## SUPPLIED MATERIAL
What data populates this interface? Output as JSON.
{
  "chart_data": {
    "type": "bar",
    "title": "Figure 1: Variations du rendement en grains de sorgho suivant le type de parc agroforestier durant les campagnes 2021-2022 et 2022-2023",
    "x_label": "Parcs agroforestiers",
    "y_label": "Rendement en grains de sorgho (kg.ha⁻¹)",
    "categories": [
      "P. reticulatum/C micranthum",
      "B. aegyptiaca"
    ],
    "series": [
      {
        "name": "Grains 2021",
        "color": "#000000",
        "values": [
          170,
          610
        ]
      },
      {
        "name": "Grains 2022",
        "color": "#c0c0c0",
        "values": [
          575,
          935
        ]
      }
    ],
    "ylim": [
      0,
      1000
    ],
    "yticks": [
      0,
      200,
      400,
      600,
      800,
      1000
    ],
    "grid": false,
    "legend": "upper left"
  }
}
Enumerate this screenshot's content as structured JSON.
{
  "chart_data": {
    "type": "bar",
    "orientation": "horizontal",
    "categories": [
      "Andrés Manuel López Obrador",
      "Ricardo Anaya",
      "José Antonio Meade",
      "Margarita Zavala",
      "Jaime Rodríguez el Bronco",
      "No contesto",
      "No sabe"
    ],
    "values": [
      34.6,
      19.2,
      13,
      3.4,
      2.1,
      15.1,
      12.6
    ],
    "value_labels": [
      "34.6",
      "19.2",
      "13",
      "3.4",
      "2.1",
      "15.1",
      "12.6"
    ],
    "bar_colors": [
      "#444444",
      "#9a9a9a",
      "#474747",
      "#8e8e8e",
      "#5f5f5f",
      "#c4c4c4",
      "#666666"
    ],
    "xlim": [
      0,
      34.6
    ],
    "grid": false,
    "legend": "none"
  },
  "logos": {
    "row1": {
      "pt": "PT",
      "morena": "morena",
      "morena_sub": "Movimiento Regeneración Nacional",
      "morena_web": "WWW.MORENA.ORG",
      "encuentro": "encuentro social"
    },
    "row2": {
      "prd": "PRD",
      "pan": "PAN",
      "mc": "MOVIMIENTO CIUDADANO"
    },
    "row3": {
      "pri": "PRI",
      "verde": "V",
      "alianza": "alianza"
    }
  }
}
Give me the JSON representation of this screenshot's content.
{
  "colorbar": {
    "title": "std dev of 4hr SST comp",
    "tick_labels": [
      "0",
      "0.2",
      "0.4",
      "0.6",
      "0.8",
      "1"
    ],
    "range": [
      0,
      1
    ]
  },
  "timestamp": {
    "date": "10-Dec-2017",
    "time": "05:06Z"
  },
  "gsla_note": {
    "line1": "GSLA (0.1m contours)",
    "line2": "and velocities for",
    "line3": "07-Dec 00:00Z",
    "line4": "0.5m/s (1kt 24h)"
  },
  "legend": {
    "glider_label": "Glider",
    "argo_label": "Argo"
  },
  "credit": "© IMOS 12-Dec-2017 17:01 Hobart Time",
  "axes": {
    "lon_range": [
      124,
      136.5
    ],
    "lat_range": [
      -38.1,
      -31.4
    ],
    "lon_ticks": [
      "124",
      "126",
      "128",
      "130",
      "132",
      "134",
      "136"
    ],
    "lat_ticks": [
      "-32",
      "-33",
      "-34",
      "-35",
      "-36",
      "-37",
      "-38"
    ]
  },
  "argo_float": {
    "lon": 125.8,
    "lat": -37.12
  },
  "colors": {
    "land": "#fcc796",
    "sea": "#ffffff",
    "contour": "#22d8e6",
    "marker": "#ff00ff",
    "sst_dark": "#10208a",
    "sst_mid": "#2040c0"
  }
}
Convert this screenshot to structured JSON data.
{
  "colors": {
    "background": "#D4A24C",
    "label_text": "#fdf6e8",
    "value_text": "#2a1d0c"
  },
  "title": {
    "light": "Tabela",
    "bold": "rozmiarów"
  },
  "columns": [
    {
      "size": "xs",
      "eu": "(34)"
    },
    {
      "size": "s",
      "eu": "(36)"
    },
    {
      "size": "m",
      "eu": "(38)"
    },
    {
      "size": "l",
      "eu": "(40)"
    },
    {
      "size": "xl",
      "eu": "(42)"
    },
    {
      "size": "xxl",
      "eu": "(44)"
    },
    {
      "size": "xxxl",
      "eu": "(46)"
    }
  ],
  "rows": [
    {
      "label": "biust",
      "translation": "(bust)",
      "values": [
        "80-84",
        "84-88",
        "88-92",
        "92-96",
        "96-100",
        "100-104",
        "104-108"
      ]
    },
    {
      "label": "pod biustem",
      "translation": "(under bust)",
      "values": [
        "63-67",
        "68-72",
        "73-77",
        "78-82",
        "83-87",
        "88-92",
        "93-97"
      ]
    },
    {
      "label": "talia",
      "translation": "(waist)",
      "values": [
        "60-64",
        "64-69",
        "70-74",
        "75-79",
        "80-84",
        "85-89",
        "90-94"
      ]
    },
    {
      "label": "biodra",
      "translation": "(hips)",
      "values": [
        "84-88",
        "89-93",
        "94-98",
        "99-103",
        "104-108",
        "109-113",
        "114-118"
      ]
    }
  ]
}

## WRITTEN INSTRUCTION
Look through the entries above for the word "this". Copy every line where it shows up.

## TASK RESPONSE
What data populates this interface? Output as JSON.
Enumerate this screenshot's content as structured JSON.
Give me the JSON representation of this screenshot's content.
Convert this screenshot to structured JSON data.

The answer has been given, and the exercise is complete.